Using the material below, copy every line where "tiempo" appears.

[START OF Dataset content]

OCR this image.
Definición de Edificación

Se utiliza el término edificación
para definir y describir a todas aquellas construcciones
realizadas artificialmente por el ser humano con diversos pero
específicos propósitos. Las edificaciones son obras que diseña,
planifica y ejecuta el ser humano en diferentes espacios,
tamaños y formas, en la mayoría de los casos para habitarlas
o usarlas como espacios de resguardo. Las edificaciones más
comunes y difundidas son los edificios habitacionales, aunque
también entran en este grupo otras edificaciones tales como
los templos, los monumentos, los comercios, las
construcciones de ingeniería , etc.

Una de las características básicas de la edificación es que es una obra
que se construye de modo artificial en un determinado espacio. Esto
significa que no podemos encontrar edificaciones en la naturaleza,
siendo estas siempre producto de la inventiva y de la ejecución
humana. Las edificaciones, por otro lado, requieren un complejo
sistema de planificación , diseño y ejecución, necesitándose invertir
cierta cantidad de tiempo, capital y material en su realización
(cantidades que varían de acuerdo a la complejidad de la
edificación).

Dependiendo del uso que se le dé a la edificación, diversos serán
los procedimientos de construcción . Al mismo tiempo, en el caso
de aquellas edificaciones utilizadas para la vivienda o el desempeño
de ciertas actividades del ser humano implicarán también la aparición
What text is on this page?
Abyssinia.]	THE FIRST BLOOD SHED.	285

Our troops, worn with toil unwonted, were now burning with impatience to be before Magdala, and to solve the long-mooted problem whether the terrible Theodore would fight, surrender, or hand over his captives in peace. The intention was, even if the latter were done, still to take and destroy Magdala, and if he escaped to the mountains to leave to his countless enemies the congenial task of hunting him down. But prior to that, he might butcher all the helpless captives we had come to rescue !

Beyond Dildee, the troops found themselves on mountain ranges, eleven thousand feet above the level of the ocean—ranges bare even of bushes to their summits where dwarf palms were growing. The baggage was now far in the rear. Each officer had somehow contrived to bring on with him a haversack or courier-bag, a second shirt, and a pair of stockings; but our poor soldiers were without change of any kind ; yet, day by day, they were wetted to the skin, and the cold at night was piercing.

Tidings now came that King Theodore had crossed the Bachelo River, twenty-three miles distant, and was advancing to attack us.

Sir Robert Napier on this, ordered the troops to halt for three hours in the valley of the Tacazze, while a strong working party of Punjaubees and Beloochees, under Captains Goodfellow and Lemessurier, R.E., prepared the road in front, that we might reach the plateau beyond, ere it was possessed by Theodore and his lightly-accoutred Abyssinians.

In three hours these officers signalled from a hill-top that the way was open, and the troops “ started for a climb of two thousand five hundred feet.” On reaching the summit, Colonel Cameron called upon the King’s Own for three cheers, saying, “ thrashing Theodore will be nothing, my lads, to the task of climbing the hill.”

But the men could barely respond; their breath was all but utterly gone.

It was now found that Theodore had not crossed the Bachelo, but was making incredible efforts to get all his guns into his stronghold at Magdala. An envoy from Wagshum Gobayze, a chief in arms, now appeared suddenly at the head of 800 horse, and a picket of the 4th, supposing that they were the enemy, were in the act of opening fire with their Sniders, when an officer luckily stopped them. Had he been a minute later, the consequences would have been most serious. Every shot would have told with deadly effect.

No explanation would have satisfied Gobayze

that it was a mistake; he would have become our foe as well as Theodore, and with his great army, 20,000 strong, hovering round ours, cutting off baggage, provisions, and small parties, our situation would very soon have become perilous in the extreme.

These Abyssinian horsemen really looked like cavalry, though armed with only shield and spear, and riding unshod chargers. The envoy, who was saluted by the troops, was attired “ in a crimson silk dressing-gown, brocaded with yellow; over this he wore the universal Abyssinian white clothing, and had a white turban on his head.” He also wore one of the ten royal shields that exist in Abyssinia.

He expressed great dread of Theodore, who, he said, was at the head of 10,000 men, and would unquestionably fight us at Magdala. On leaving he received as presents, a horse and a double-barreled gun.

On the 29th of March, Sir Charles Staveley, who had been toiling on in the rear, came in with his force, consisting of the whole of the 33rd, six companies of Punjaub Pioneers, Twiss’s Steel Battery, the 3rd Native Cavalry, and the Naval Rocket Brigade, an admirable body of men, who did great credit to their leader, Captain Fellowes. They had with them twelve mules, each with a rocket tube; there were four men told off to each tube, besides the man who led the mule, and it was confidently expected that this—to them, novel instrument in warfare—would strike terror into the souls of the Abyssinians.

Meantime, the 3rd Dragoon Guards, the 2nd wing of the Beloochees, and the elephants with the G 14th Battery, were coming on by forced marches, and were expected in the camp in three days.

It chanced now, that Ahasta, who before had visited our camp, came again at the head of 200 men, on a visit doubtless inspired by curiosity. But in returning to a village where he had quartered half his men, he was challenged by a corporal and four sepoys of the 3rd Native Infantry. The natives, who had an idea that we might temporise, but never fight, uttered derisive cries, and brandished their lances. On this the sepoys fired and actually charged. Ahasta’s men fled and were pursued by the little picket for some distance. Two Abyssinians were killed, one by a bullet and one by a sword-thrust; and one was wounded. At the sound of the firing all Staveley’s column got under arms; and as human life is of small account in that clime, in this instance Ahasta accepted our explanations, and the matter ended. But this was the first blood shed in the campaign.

[END OF Dataset content]

* [Expected answer]:
cierta cantidad de tiempo, capital y material en su realización
los procedimientos de construcción . Al mismo tiempo, en el caso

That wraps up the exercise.